▸ GOAL
Using the records that follow, copy every line containing the word "материально".

▸ STORED ROWS
= = = = =

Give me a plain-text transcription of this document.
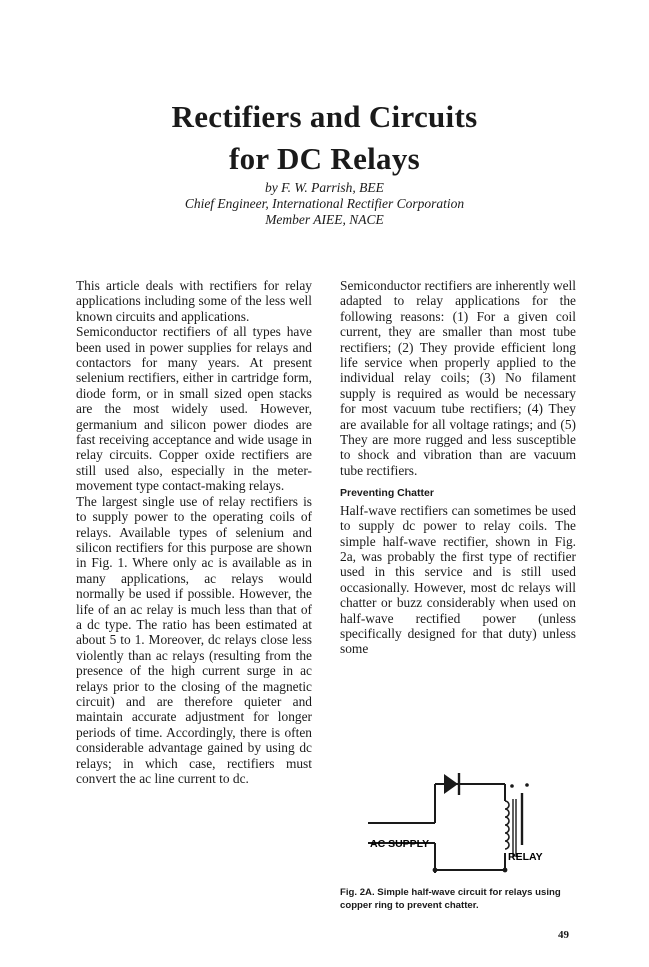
Rectifiers and Circuits
for DC Relays
by F. W. Parrish, BEE
Chief Engineer, International Rectifier Corporation
Member AIEE, NACE

This article deals with rectifiers for relay applications including some of the less well known circuits and applications.

Semiconductor rectifiers of all types have been used in power supplies for relays and contactors for many years. At present selenium rectifiers, either in cartridge form, diode form, or in small sized open stacks are the most widely used. However, germanium and silicon power diodes are fast receiving acceptance and wide usage in relay circuits. Copper oxide rectifiers are still used also, especially in the meter-movement type contact-making relays.

The largest single use of relay rectifiers is to supply power to the operating coils of relays. Available types of selenium and silicon rectifiers for this purpose are shown in Fig. 1. Where only ac is available as in many applications, ac relays would normally be used if possible. However, the life of an ac relay is much less than that of a dc type. The ratio has been estimated at about 5 to 1. Moreover, dc relays close less violently than ac relays (resulting from the presence of the high current surge in ac relays prior to the closing of the magnetic circuit) and are therefore quieter and maintain accurate adjustment for longer periods of time. Accordingly, there is often considerable advantage gained by using dc relays; in which case, rectifiers must convert the ac line current to dc.

Semiconductor rectifiers are inherently well adapted to relay applications for the following reasons: (1) For a given coil current, they are smaller than most tube rectifiers; (2) They provide efficient long life service when properly applied to the individual relay coils; (3) No filament supply is required as would be necessary for most vacuum tube rectifiers; (4) They are available for all voltage ratings; and (5) They are more rugged and less susceptible to shock and vibration than are vacuum tube rectifiers.

Preventing Chatter

Half-wave rectifiers can sometimes be used to supply dc power to relay coils. The simple half-wave rectifier, shown in Fig. 2a, was probably the first type of rectifier used in this service and is still used occasionally. However, most dc relays will chatter or buzz considerably when used on half-wave rectified power (unless specifically designed for that duty) unless some

AC SUPPLY
RELAY
Fig. 2A. Simple half-wave circuit for relays using copper ring to prevent chatter.
49
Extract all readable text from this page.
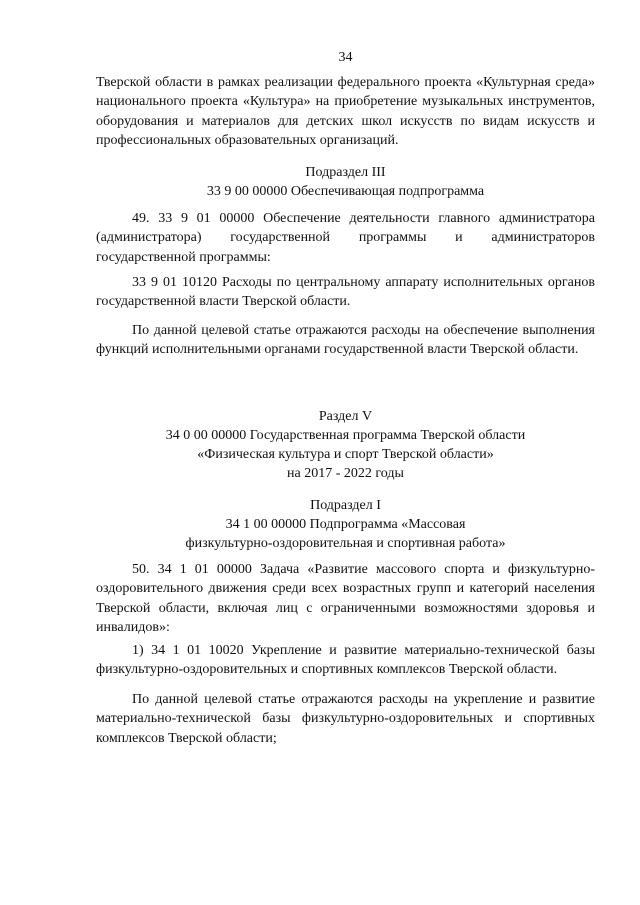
34

Тверской области в рамках реализации федерального проекта «Культурная среда» национального проекта «Культура» на приобретение музыкальных инструментов, оборудования и материалов для детских школ искусств по видам искусств и профессиональных образовательных организаций.

Подраздел III

33 9 00 00000 Обеспечивающая подпрограмма

49. 33 9 01 00000 Обеспечение деятельности главного администратора (администратора) государственной программы и администраторов государственной программы:

33 9 01 10120 Расходы по центральному аппарату исполнительных органов государственной власти Тверской области.

По данной целевой статье отражаются расходы на обеспечение выполнения функций исполнительными органами государственной власти Тверской области.

Раздел V

34 0 00 00000 Государственная программа Тверской области

«Физическая культура и спорт Тверской области»

на 2017 - 2022 годы

Подраздел I

34 1 00 00000 Подпрограмма «Массовая

физкультурно-оздоровительная и спортивная работа»

50. 34 1 01 00000 Задача «Развитие массового спорта и физкультурно-оздоровительного движения среди всех возрастных групп и категорий населения Тверской области, включая лиц с ограниченными возможностями здоровья и инвалидов»:

1) 34 1 01 10020 Укрепление и развитие материально-технической базы физкультурно-оздоровительных и спортивных комплексов Тверской области.

По данной целевой статье отражаются расходы на укрепление и развитие материально-технической базы физкультурно-оздоровительных и спортивных комплексов Тверской области;
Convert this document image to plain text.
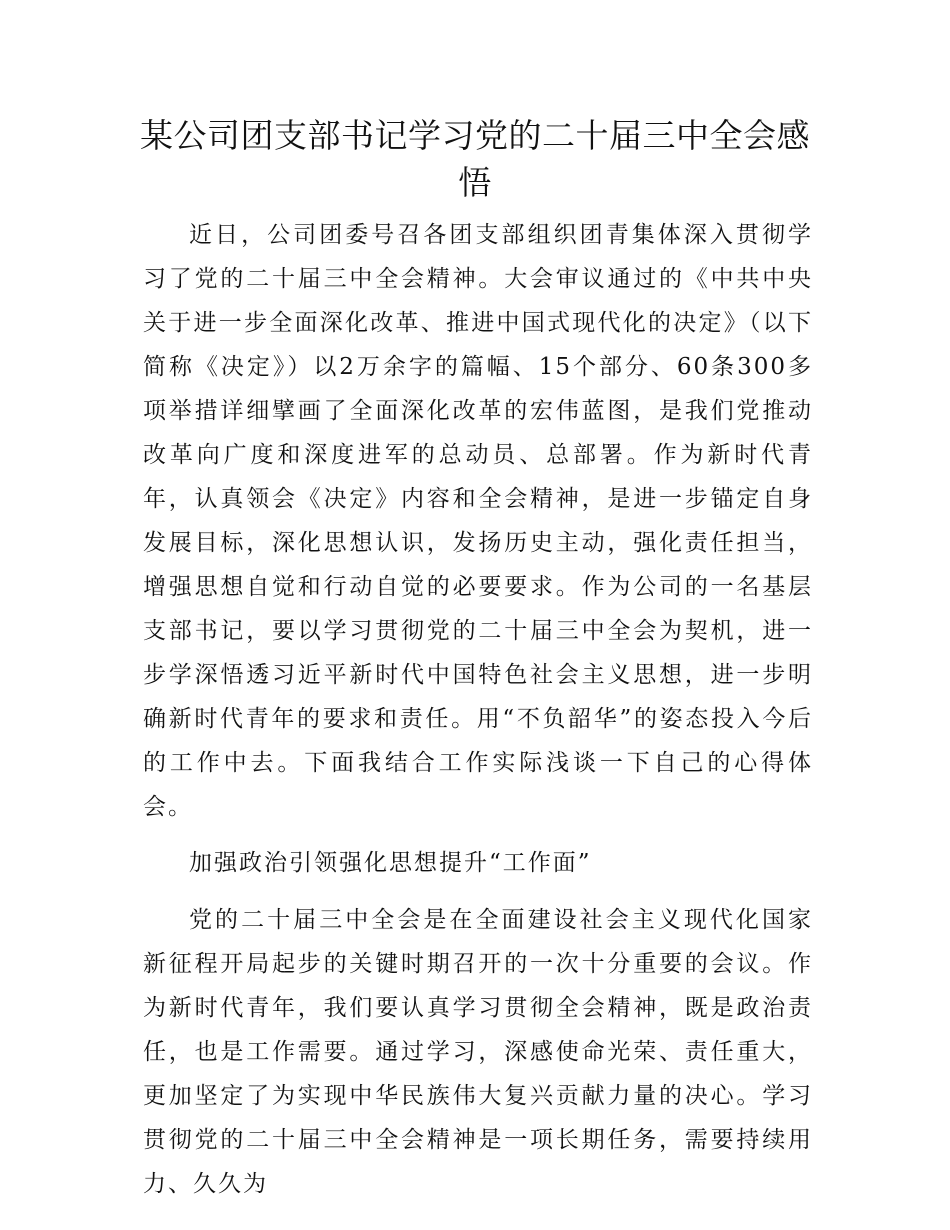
某公司团支部书记学习党的二十届三中全会感悟

近日，公司团委号召各团支部组织团青集体深入贯彻学习了党的二十届三中全会精神。大会审议通过的《中共中央关于进一步全面深化改革、推进中国式现代化的决定》（以下简称《决定》）以2万余字的篇幅、15个部分、60条300多项举措详细擘画了全面深化改革的宏伟蓝图，是我们党推动改革向广度和深度进军的总动员、总部署。作为新时代青年，认真领会《决定》内容和全会精神，是进一步锚定自身发展目标，深化思想认识，发扬历史主动，强化责任担当，增强思想自觉和行动自觉的必要要求。作为公司的一名基层支部书记，要以学习贯彻党的二十届三中全会为契机，进一步学深悟透习近平新时代中国特色社会主义思想，进一步明确新时代青年的要求和责任。用“不负韶华”的姿态投入今后的工作中去。下面我结合工作实际浅谈一下自己的心得体会。

加强政治引领强化思想提升“工作面”

党的二十届三中全会是在全面建设社会主义现代化国家新征程开局起步的关键时期召开的一次十分重要的会议。作为新时代青年，我们要认真学习贯彻全会精神，既是政治责任，也是工作需要。通过学习，深感使命光荣、责任重大，更加坚定了为实现中华民族伟大复兴贡献力量的决心。学习贯彻党的二十届三中全会精神是一项长期任务，需要持续用力、久久为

= = = = =

▸ RESPONSE FOR THIS EXERCISE
1) 34 1 01 10020 Укрепление и развитие материально-технической базы физкультурно-оздоровительных и спортивных комплексов Тверской области.
По данной целевой статье отражаются расходы на укрепление и развитие материально-технической базы физкультурно-оздоровительных и спортивных комплексов Тверской области;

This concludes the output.